### Do this
Output the records exactly. Include every line.

START

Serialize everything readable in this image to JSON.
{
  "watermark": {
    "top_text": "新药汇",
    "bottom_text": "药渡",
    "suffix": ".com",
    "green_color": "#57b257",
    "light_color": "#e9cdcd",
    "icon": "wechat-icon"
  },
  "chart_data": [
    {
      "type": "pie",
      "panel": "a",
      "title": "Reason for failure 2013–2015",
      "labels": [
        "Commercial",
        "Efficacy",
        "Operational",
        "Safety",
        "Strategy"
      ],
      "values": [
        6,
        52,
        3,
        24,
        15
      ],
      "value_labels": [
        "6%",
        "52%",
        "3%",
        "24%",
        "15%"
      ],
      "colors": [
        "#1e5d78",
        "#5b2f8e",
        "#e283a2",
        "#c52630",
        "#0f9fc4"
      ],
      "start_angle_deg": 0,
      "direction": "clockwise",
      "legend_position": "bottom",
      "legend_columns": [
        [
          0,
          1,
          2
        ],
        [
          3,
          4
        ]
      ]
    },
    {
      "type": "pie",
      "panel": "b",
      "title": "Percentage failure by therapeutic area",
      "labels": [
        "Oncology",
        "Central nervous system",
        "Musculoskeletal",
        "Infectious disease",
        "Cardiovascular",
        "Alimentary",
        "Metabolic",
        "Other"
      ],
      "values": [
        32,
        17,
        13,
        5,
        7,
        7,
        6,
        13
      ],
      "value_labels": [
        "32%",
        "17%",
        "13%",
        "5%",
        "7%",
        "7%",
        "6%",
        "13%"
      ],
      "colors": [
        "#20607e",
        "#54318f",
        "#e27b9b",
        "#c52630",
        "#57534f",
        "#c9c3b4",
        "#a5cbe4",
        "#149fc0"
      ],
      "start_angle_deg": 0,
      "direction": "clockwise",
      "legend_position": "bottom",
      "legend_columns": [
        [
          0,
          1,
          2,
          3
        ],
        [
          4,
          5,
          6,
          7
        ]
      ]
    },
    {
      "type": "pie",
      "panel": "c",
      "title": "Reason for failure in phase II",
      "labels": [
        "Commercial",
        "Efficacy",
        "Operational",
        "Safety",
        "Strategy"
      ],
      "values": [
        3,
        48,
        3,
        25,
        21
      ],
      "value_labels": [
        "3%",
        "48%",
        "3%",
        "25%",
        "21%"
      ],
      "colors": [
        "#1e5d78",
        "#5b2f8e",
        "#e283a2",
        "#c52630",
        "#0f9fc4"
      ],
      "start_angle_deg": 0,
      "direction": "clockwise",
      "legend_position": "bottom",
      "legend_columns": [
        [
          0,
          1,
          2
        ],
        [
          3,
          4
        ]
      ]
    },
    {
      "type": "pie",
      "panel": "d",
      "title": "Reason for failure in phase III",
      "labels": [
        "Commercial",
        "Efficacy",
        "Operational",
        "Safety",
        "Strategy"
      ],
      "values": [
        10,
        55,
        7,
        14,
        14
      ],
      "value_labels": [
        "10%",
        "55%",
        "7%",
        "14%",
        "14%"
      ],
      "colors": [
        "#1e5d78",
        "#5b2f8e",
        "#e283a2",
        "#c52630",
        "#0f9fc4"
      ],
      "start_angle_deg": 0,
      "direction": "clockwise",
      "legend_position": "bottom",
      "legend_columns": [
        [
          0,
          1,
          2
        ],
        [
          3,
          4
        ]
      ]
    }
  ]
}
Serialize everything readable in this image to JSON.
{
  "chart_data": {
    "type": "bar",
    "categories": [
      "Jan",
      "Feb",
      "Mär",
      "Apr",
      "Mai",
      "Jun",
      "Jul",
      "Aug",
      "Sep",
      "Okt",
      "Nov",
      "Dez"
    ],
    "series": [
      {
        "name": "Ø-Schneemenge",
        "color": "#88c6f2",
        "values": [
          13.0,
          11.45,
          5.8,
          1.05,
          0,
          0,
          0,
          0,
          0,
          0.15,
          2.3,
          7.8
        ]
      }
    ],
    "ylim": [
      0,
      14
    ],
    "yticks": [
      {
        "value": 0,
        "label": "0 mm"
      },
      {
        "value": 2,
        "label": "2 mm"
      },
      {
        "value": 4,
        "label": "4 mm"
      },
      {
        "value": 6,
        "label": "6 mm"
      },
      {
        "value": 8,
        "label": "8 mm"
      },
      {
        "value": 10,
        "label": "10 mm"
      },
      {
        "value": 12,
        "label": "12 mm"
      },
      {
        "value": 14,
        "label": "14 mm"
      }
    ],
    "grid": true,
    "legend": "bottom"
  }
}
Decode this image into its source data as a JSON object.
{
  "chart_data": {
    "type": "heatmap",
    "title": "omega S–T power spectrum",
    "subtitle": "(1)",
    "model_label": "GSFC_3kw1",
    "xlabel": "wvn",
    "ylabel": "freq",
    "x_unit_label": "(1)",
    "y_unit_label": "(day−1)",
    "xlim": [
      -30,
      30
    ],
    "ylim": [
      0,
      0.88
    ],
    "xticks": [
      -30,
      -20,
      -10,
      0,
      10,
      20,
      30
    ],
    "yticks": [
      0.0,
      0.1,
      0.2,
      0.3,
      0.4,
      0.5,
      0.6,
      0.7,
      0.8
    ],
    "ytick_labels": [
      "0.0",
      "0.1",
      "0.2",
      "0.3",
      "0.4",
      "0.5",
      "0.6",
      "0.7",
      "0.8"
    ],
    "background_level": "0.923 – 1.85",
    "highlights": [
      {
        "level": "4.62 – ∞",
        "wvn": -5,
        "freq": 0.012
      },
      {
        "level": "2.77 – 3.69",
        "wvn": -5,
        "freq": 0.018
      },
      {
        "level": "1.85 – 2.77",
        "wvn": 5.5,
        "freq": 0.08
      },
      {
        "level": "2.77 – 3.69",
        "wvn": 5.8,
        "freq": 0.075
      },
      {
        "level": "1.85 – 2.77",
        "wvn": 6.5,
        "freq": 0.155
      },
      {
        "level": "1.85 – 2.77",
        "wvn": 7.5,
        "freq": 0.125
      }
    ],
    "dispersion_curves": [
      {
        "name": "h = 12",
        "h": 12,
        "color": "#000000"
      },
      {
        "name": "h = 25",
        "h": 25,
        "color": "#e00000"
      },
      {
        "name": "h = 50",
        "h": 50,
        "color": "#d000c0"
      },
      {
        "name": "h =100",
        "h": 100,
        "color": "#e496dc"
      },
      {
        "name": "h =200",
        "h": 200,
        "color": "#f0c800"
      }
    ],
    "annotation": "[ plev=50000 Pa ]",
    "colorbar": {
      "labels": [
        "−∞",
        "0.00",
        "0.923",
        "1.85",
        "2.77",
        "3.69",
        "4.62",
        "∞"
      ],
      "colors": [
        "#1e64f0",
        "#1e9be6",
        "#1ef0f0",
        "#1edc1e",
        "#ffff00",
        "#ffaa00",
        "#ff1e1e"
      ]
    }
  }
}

END

### Full output
Serialize everything readable in this image to JSON.
{
  "watermark": {
    "top_text": "新药汇",
    "bottom_text": "药渡",
    "suffix": ".com",
    "green_color": "#57b257",
    "light_color": "#e9cdcd",
    "icon": "wechat-icon"
  },
  "chart_data": [
    {
      "type": "pie",
      "panel": "a",
      "title": "Reason for failure 2013–2015",
      "labels": [
        "Commercial",
        "Efficacy",
        "Operational",
        "Safety",
        "Strategy"
      ],
      "values": [
        6,
        52,
        3,
        24,
        15
      ],
      "value_labels": [
        "6%",
        "52%",
        "3%",
        "24%",
        "15%"
      ],
      "colors": [
        "#1e5d78",
        "#5b2f8e",
        "#e283a2",
        "#c52630",
        "#0f9fc4"
      ],
      "start_angle_deg": 0,
      "direction": "clockwise",
      "legend_position": "bottom",
      "legend_columns": [
        [
          0,
          1,
          2
        ],
        [
          3,
          4
        ]
      ]
    },
    {
      "type": "pie",
      "panel": "b",
      "title": "Percentage failure by therapeutic area",
      "labels": [
        "Oncology",
        "Central nervous system",
        "Musculoskeletal",
        "Infectious disease",
        "Cardiovascular",
        "Alimentary",
        "Metabolic",
        "Other"
      ],
      "values": [
        32,
        17,
        13,
        5,
        7,
        7,
        6,
        13
      ],
      "value_labels": [
        "32%",
        "17%",
        "13%",
        "5%",
        "7%",
        "7%",
        "6%",
        "13%"
      ],
      "colors": [
        "#20607e",
        "#54318f",
        "#e27b9b",
        "#c52630",
        "#57534f",
        "#c9c3b4",
        "#a5cbe4",
        "#149fc0"
      ],
      "start_angle_deg": 0,
      "direction": "clockwise",
      "legend_position": "bottom",
      "legend_columns": [
        [
          0,
          1,
          2,
          3
        ],
        [
          4,
          5,
          6,
          7
        ]
      ]
    },
    {
      "type": "pie",
      "panel": "c",
      "title": "Reason for failure in phase II",
      "labels": [
        "Commercial",
        "Efficacy",
        "Operational",
        "Safety",
        "Strategy"
      ],
      "values": [
        3,
        48,
        3,
        25,
        21
      ],
      "value_labels": [
        "3%",
        "48%",
        "3%",
        "25%",
        "21%"
      ],
      "colors": [
        "#1e5d78",
        "#5b2f8e",
        "#e283a2",
        "#c52630",
        "#0f9fc4"
      ],
      "start_angle_deg": 0,
      "direction": "clockwise",
      "legend_position": "bottom",
      "legend_columns": [
        [
          0,
          1,
          2
        ],
        [
          3,
          4
        ]
      ]
    },
    {
      "type": "pie",
      "panel": "d",
      "title": "Reason for failure in phase III",
      "labels": [
        "Commercial",
        "Efficacy",
        "Operational",
        "Safety",
        "Strategy"
      ],
      "values": [
        10,
        55,
        7,
        14,
        14
      ],
      "value_labels": [
        "10%",
        "55%",
        "7%",
        "14%",
        "14%"
      ],
      "colors": [
        "#1e5d78",
        "#5b2f8e",
        "#e283a2",
        "#c52630",
        "#0f9fc4"
      ],
      "start_angle_deg": 0,
      "direction": "clockwise",
      "legend_position": "bottom",
      "legend_columns": [
        [
          0,
          1,
          2
        ],
        [
          3,
          4
        ]
      ]
    }
  ]
}
Serialize everything readable in this image to JSON.
{
  "chart_data": {
    "type": "bar",
    "categories": [
      "Jan",
      "Feb",
      "Mär",
      "Apr",
      "Mai",
      "Jun",
      "Jul",
      "Aug",
      "Sep",
      "Okt",
      "Nov",
      "Dez"
    ],
    "series": [
      {
        "name": "Ø-Schneemenge",
        "color": "#88c6f2",
        "values": [
          13.0,
          11.45,
          5.8,
          1.05,
          0,
          0,
          0,
          0,
          0,
          0.15,
          2.3,
          7.8
        ]
      }
    ],
    "ylim": [
      0,
      14
    ],
    "yticks": [
      {
        "value": 0,
        "label": "0 mm"
      },
      {
        "value": 2,
        "label": "2 mm"
      },
      {
        "value": 4,
        "label": "4 mm"
      },
      {
        "value": 6,
        "label": "6 mm"
      },
      {
        "value": 8,
        "label": "8 mm"
      },
      {
        "value": 10,
        "label": "10 mm"
      },
      {
        "value": 12,
        "label": "12 mm"
      },
      {
        "value": 14,
        "label": "14 mm"
      }
    ],
    "grid": true,
    "legend": "bottom"
  }
}
Decode this image into its source data as a JSON object.
{
  "chart_data": {
    "type": "heatmap",
    "title": "omega S–T power spectrum",
    "subtitle": "(1)",
    "model_label": "GSFC_3kw1",
    "xlabel": "wvn",
    "ylabel": "freq",
    "x_unit_label": "(1)",
    "y_unit_label": "(day−1)",
    "xlim": [
      -30,
      30
    ],
    "ylim": [
      0,
      0.88
    ],
    "xticks": [
      -30,
      -20,
      -10,
      0,
      10,
      20,
      30
    ],
    "yticks": [
      0.0,
      0.1,
      0.2,
      0.3,
      0.4,
      0.5,
      0.6,
      0.7,
      0.8
    ],
    "ytick_labels": [
      "0.0",
      "0.1",
      "0.2",
      "0.3",
      "0.4",
      "0.5",
      "0.6",
      "0.7",
      "0.8"
    ],
    "background_level": "0.923 – 1.85",
    "highlights": [
      {
        "level": "4.62 – ∞",
        "wvn": -5,
        "freq": 0.012
      },
      {
        "level": "2.77 – 3.69",
        "wvn": -5,
        "freq": 0.018
      },
      {
        "level": "1.85 – 2.77",
        "wvn": 5.5,
        "freq": 0.08
      },
      {
        "level": "2.77 – 3.69",
        "wvn": 5.8,
        "freq": 0.075
      },
      {
        "level": "1.85 – 2.77",
        "wvn": 6.5,
        "freq": 0.155
      },
      {
        "level": "1.85 – 2.77",
        "wvn": 7.5,
        "freq": 0.125
      }
    ],
    "dispersion_curves": [
      {
        "name": "h = 12",
        "h": 12,
        "color": "#000000"
      },
      {
        "name": "h = 25",
        "h": 25,
        "color": "#e00000"
      },
      {
        "name": "h = 50",
        "h": 50,
        "color": "#d000c0"
      },
      {
        "name": "h =100",
        "h": 100,
        "color": "#e496dc"
      },
      {
        "name": "h =200",
        "h": 200,
        "color": "#f0c800"
      }
    ],
    "annotation": "[ plev=50000 Pa ]",
    "colorbar": {
      "labels": [
        "−∞",
        "0.00",
        "0.923",
        "1.85",
        "2.77",
        "3.69",
        "4.62",
        "∞"
      ],
      "colors": [
        "#1e64f0",
        "#1e9be6",
        "#1ef0f0",
        "#1edc1e",
        "#ffff00",
        "#ffaa00",
        "#ff1e1e"
      ]
    }
  }
}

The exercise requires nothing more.